## Work instructions
In the entries below, count each line holding the word "minimum". Answer with the total alone.
* begin Supplied data *
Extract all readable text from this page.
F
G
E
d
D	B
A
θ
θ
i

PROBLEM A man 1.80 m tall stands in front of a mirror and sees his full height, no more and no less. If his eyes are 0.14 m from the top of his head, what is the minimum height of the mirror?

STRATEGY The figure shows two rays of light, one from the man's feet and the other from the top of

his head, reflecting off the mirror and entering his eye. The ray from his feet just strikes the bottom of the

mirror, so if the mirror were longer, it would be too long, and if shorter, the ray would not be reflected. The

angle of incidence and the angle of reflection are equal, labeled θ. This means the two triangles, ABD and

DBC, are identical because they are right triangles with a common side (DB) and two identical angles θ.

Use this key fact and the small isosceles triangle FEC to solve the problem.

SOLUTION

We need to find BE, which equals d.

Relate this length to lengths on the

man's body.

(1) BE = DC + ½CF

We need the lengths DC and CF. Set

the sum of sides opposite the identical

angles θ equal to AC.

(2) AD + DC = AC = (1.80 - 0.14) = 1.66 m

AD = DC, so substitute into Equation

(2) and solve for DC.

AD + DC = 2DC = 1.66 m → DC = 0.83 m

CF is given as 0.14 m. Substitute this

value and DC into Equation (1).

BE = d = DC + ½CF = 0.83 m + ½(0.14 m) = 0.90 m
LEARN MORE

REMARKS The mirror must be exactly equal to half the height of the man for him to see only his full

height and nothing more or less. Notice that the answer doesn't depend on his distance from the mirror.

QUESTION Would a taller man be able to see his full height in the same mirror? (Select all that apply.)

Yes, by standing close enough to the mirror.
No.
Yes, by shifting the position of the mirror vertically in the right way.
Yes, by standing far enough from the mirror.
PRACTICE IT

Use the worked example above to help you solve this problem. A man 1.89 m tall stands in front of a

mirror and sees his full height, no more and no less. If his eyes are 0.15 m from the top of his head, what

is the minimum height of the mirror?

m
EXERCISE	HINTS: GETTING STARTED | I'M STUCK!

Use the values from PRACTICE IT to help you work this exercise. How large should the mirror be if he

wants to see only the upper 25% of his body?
* end Supplied data *
## Correct response
2